[DATA SECTION]:
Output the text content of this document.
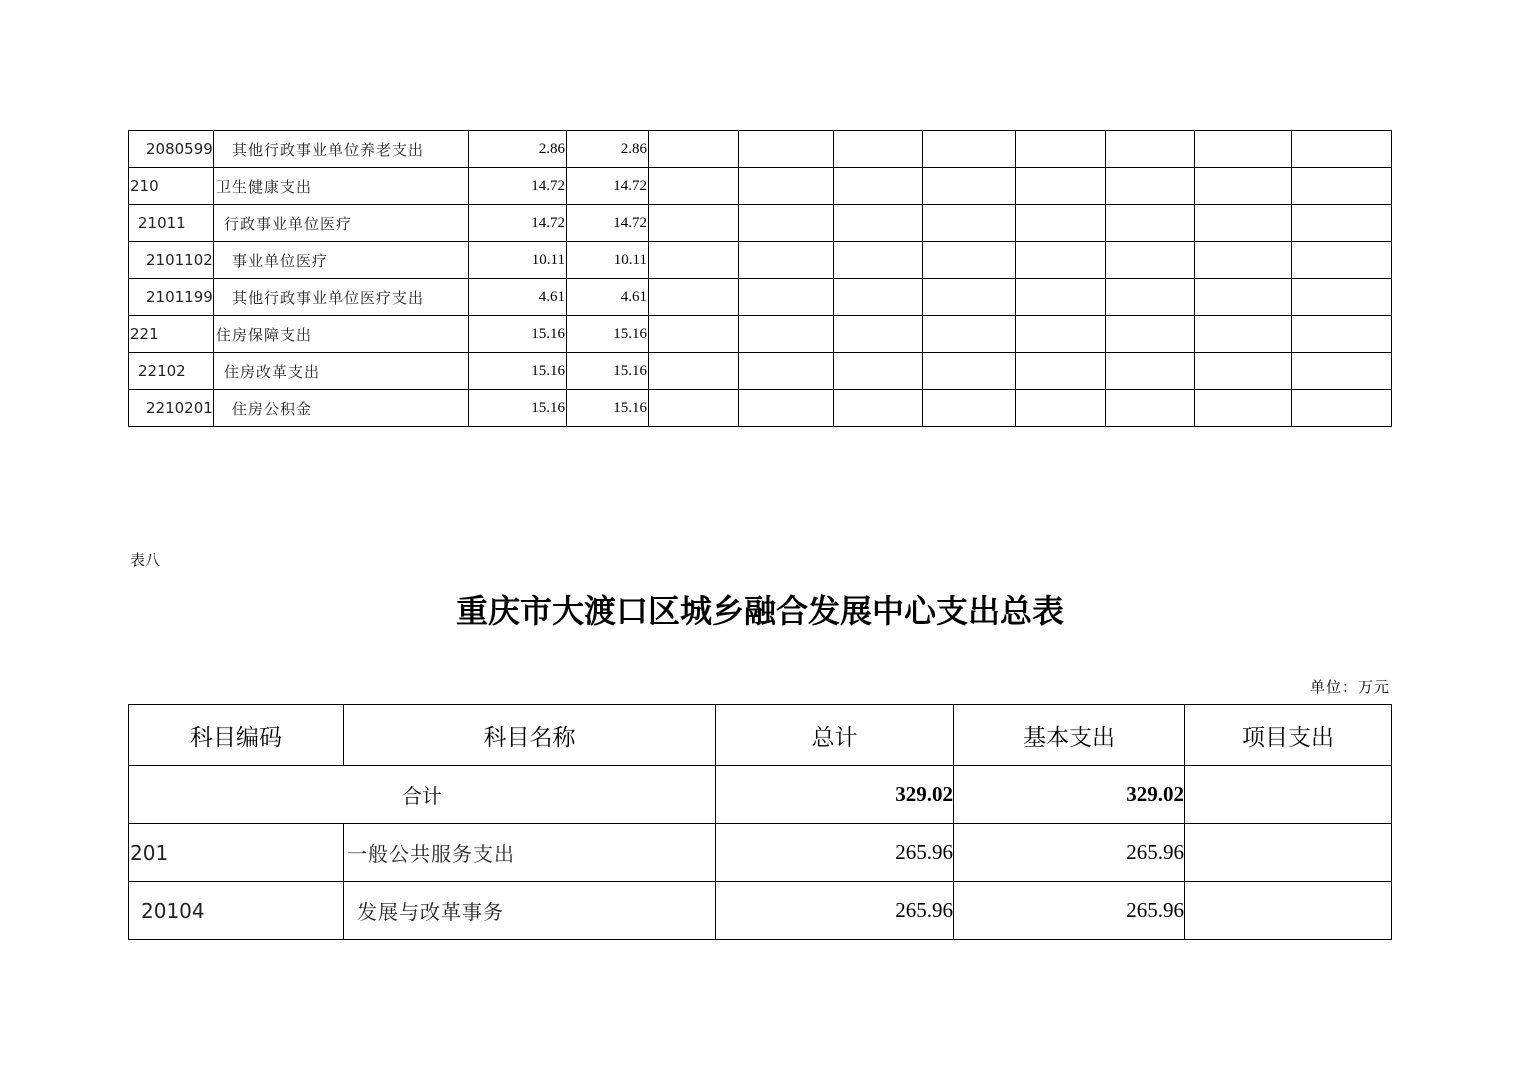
2080599	其他行政事业单位养老支出	2.86	2.86								
210	卫生健康支出	14.72	14.72								
21011	行政事业单位医疗	14.72	14.72								
2101102	事业单位医疗	10.11	10.11								
2101199	其他行政事业单位医疗支出	4.61	4.61								
221	住房保障支出	15.16	15.16								
22102	住房改革支出	15.16	15.16								
2210201	住房公积金	15.16	15.16								
表八
重庆市大渡口区城乡融合发展中心支出总表
单位：万元
科目编码	科目名称	总计	基本支出	项目支出
合计		329.02	329.02	
201	一般公共服务支出	265.96	265.96	
20104	发展与改革事务	265.96	265.96	
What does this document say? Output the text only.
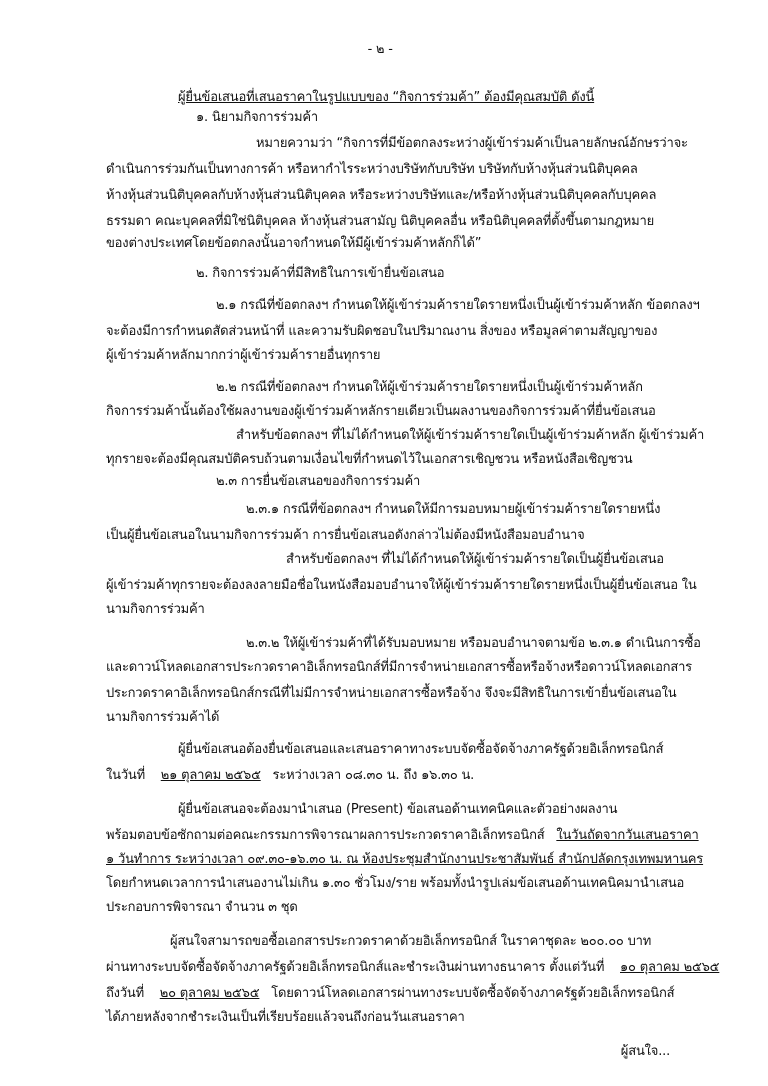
- ๒ -
ผู้ยื่นข้อเสนอที่เสนอราคาในรูปแบบของ “กิจการร่วมค้า” ต้องมีคุณสมบัติ ดังนี้
๑. นิยามกิจการร่วมค้า
หมายความว่า “กิจการที่มีข้อตกลงระหว่างผู้เข้าร่วมค้าเป็นลายลักษณ์อักษรว่าจะ
ดำเนินการร่วมกันเป็นทางการค้า หรือหากำไรระหว่างบริษัทกับบริษัท บริษัทกับห้างหุ้นส่วนนิติบุคคล
ห้างหุ้นส่วนนิติบุคคลกับห้างหุ้นส่วนนิติบุคคล หรือระหว่างบริษัทและ/หรือห้างหุ้นส่วนนิติบุคคลกับบุคคล
ธรรมดา คณะบุคคลที่มิใช่นิติบุคคล ห้างหุ้นส่วนสามัญ นิติบุคคลอื่น หรือนิติบุคคลที่ตั้งขึ้นตามกฎหมาย
ของต่างประเทศโดยข้อตกลงนั้นอาจกำหนดให้มีผู้เข้าร่วมค้าหลักก็ได้”
๒. กิจการร่วมค้าที่มีสิทธิในการเข้ายื่นข้อเสนอ
๒.๑ กรณีที่ข้อตกลงฯ กำหนดให้ผู้เข้าร่วมค้ารายใดรายหนึ่งเป็นผู้เข้าร่วมค้าหลัก ข้อตกลงฯ
จะต้องมีการกำหนดสัดส่วนหน้าที่ และความรับผิดชอบในปริมาณงาน สิ่งของ หรือมูลค่าตามสัญญาของ
ผู้เข้าร่วมค้าหลักมากกว่าผู้เข้าร่วมค้ารายอื่นทุกราย
๒.๒ กรณีที่ข้อตกลงฯ กำหนดให้ผู้เข้าร่วมค้ารายใดรายหนึ่งเป็นผู้เข้าร่วมค้าหลัก
กิจการร่วมค้านั้นต้องใช้ผลงานของผู้เข้าร่วมค้าหลักรายเดียวเป็นผลงานของกิจการร่วมค้าที่ยื่นข้อเสนอ
สำหรับข้อตกลงฯ ที่ไม่ได้กำหนดให้ผู้เข้าร่วมค้ารายใดเป็นผู้เข้าร่วมค้าหลัก ผู้เข้าร่วมค้า
ทุกรายจะต้องมีคุณสมบัติครบถ้วนตามเงื่อนไขที่กำหนดไว้ในเอกสารเชิญชวน หรือหนังสือเชิญชวน
๒.๓ การยื่นข้อเสนอของกิจการร่วมค้า
๒.๓.๑ กรณีที่ข้อตกลงฯ กำหนดให้มีการมอบหมายผู้เข้าร่วมค้ารายใดรายหนึ่ง
เป็นผู้ยื่นข้อเสนอในนามกิจการร่วมค้า การยื่นข้อเสนอดังกล่าวไม่ต้องมีหนังสือมอบอำนาจ
สำหรับข้อตกลงฯ ที่ไม่ได้กำหนดให้ผู้เข้าร่วมค้ารายใดเป็นผู้ยื่นข้อเสนอ
ผู้เข้าร่วมค้าทุกรายจะต้องลงลายมือชื่อในหนังสือมอบอำนาจให้ผู้เข้าร่วมค้ารายใดรายหนึ่งเป็นผู้ยื่นข้อเสนอ ใน
นามกิจการร่วมค้า
๒.๓.๒ ให้ผู้เข้าร่วมค้าที่ได้รับมอบหมาย หรือมอบอำนาจตามข้อ ๒.๓.๑ ดำเนินการซื้อ
และดาวน์โหลดเอกสารประกวดราคาอิเล็กทรอนิกส์ที่มีการจำหน่ายเอกสารซื้อหรือจ้างหรือดาวน์โหลดเอกสาร
ประกวดราคาอิเล็กทรอนิกส์กรณีที่ไม่มีการจำหน่ายเอกสารซื้อหรือจ้าง จึงจะมีสิทธิในการเข้ายื่นข้อเสนอใน
นามกิจการร่วมค้าได้
ผู้ยื่นข้อเสนอต้องยื่นข้อเสนอและเสนอราคาทางระบบจัดซื้อจัดจ้างภาครัฐด้วยอิเล็กทรอนิกส์
ในวันที่ ๒๑ ตุลาคม ๒๕๖๕ ระหว่างเวลา ๐๘.๓๐ น. ถึง ๑๖.๓๐ น.
ผู้ยื่นข้อเสนอจะต้องมานำเสนอ (Present) ข้อเสนอด้านเทคนิคและตัวอย่างผลงาน
พร้อมตอบข้อซักถามต่อคณะกรรมการพิจารณาผลการประกวดราคาอิเล็กทรอนิกส์ ในวันถัดจากวันเสนอราคา
๑ วันทำการ ระหว่างเวลา ๐๙.๓๐-๑๖.๓๐ น. ณ ห้องประชุมสำนักงานประชาสัมพันธ์ สำนักปลัดกรุงเทพมหานคร
โดยกำหนดเวลาการนำเสนองานไม่เกิน ๑.๓๐ ชั่วโมง/ราย พร้อมทั้งนำรูปเล่มข้อเสนอด้านเทคนิคมานำเสนอ
ประกอบการพิจารณา จำนวน ๓ ชุด
ผู้สนใจสามารถขอซื้อเอกสารประกวดราคาด้วยอิเล็กทรอนิกส์ ในราคาชุดละ ๒๐๐.๐๐ บาท
ผ่านทางระบบจัดซื้อจัดจ้างภาครัฐด้วยอิเล็กทรอนิกส์และชำระเงินผ่านทางธนาคาร ตั้งแต่วันที่ ๑๐ ตุลาคม ๒๕๖๕
ถึงวันที่ ๒๐ ตุลาคม ๒๕๖๕ โดยดาวน์โหลดเอกสารผ่านทางระบบจัดซื้อจัดจ้างภาครัฐด้วยอิเล็กทรอนิกส์
ได้ภายหลังจากชำระเงินเป็นที่เรียบร้อยแล้วจนถึงก่อนวันเสนอราคา
ผู้สนใจ...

[TASK INSTRUCTIONS]: Print every entry above again without changing a word, and omit the pictures.

[SOLUTION TO THIS EXERCISE]:
Output the text content of this document.
2080599	其他行政事业单位养老支出	2.86	2.86								
210	卫生健康支出	14.72	14.72								
21011	行政事业单位医疗	14.72	14.72								
2101102	事业单位医疗	10.11	10.11								
2101199	其他行政事业单位医疗支出	4.61	4.61								
221	住房保障支出	15.16	15.16								
22102	住房改革支出	15.16	15.16								
2210201	住房公积金	15.16	15.16								
表八
重庆市大渡口区城乡融合发展中心支出总表
单位：万元
科目编码	科目名称	总计	基本支出	项目支出
合计		329.02	329.02	
201	一般公共服务支出	265.96	265.96	
20104	发展与改革事务	265.96	265.96	
What does this document say? Output the text only.
- ๒ -
ผู้ยื่นข้อเสนอที่เสนอราคาในรูปแบบของ “กิจการร่วมค้า” ต้องมีคุณสมบัติ ดังนี้
๑. นิยามกิจการร่วมค้า
หมายความว่า “กิจการที่มีข้อตกลงระหว่างผู้เข้าร่วมค้าเป็นลายลักษณ์อักษรว่าจะ
ดำเนินการร่วมกันเป็นทางการค้า หรือหากำไรระหว่างบริษัทกับบริษัท บริษัทกับห้างหุ้นส่วนนิติบุคคล
ห้างหุ้นส่วนนิติบุคคลกับห้างหุ้นส่วนนิติบุคคล หรือระหว่างบริษัทและ/หรือห้างหุ้นส่วนนิติบุคคลกับบุคคล
ธรรมดา คณะบุคคลที่มิใช่นิติบุคคล ห้างหุ้นส่วนสามัญ นิติบุคคลอื่น หรือนิติบุคคลที่ตั้งขึ้นตามกฎหมาย
ของต่างประเทศโดยข้อตกลงนั้นอาจกำหนดให้มีผู้เข้าร่วมค้าหลักก็ได้”
๒. กิจการร่วมค้าที่มีสิทธิในการเข้ายื่นข้อเสนอ
๒.๑ กรณีที่ข้อตกลงฯ กำหนดให้ผู้เข้าร่วมค้ารายใดรายหนึ่งเป็นผู้เข้าร่วมค้าหลัก ข้อตกลงฯ
จะต้องมีการกำหนดสัดส่วนหน้าที่ และความรับผิดชอบในปริมาณงาน สิ่งของ หรือมูลค่าตามสัญญาของ
ผู้เข้าร่วมค้าหลักมากกว่าผู้เข้าร่วมค้ารายอื่นทุกราย
๒.๒ กรณีที่ข้อตกลงฯ กำหนดให้ผู้เข้าร่วมค้ารายใดรายหนึ่งเป็นผู้เข้าร่วมค้าหลัก
กิจการร่วมค้านั้นต้องใช้ผลงานของผู้เข้าร่วมค้าหลักรายเดียวเป็นผลงานของกิจการร่วมค้าที่ยื่นข้อเสนอ
สำหรับข้อตกลงฯ ที่ไม่ได้กำหนดให้ผู้เข้าร่วมค้ารายใดเป็นผู้เข้าร่วมค้าหลัก ผู้เข้าร่วมค้า
ทุกรายจะต้องมีคุณสมบัติครบถ้วนตามเงื่อนไขที่กำหนดไว้ในเอกสารเชิญชวน หรือหนังสือเชิญชวน
๒.๓ การยื่นข้อเสนอของกิจการร่วมค้า
๒.๓.๑ กรณีที่ข้อตกลงฯ กำหนดให้มีการมอบหมายผู้เข้าร่วมค้ารายใดรายหนึ่ง
เป็นผู้ยื่นข้อเสนอในนามกิจการร่วมค้า การยื่นข้อเสนอดังกล่าวไม่ต้องมีหนังสือมอบอำนาจ
สำหรับข้อตกลงฯ ที่ไม่ได้กำหนดให้ผู้เข้าร่วมค้ารายใดเป็นผู้ยื่นข้อเสนอ
ผู้เข้าร่วมค้าทุกรายจะต้องลงลายมือชื่อในหนังสือมอบอำนาจให้ผู้เข้าร่วมค้ารายใดรายหนึ่งเป็นผู้ยื่นข้อเสนอ ใน
นามกิจการร่วมค้า
๒.๓.๒ ให้ผู้เข้าร่วมค้าที่ได้รับมอบหมาย หรือมอบอำนาจตามข้อ ๒.๓.๑ ดำเนินการซื้อ
และดาวน์โหลดเอกสารประกวดราคาอิเล็กทรอนิกส์ที่มีการจำหน่ายเอกสารซื้อหรือจ้างหรือดาวน์โหลดเอกสาร
ประกวดราคาอิเล็กทรอนิกส์กรณีที่ไม่มีการจำหน่ายเอกสารซื้อหรือจ้าง จึงจะมีสิทธิในการเข้ายื่นข้อเสนอใน
นามกิจการร่วมค้าได้
ผู้ยื่นข้อเสนอต้องยื่นข้อเสนอและเสนอราคาทางระบบจัดซื้อจัดจ้างภาครัฐด้วยอิเล็กทรอนิกส์
ในวันที่ ๒๑ ตุลาคม ๒๕๖๕ ระหว่างเวลา ๐๘.๓๐ น. ถึง ๑๖.๓๐ น.
ผู้ยื่นข้อเสนอจะต้องมานำเสนอ (Present) ข้อเสนอด้านเทคนิคและตัวอย่างผลงาน
พร้อมตอบข้อซักถามต่อคณะกรรมการพิจารณาผลการประกวดราคาอิเล็กทรอนิกส์ ในวันถัดจากวันเสนอราคา
๑ วันทำการ ระหว่างเวลา ๐๙.๓๐-๑๖.๓๐ น. ณ ห้องประชุมสำนักงานประชาสัมพันธ์ สำนักปลัดกรุงเทพมหานคร
โดยกำหนดเวลาการนำเสนองานไม่เกิน ๑.๓๐ ชั่วโมง/ราย พร้อมทั้งนำรูปเล่มข้อเสนอด้านเทคนิคมานำเสนอ
ประกอบการพิจารณา จำนวน ๓ ชุด
ผู้สนใจสามารถขอซื้อเอกสารประกวดราคาด้วยอิเล็กทรอนิกส์ ในราคาชุดละ ๒๐๐.๐๐ บาท
ผ่านทางระบบจัดซื้อจัดจ้างภาครัฐด้วยอิเล็กทรอนิกส์และชำระเงินผ่านทางธนาคาร ตั้งแต่วันที่ ๑๐ ตุลาคม ๒๕๖๕
ถึงวันที่ ๒๐ ตุลาคม ๒๕๖๕ โดยดาวน์โหลดเอกสารผ่านทางระบบจัดซื้อจัดจ้างภาครัฐด้วยอิเล็กทรอนิกส์
ได้ภายหลังจากชำระเงินเป็นที่เรียบร้อยแล้วจนถึงก่อนวันเสนอราคา
ผู้สนใจ...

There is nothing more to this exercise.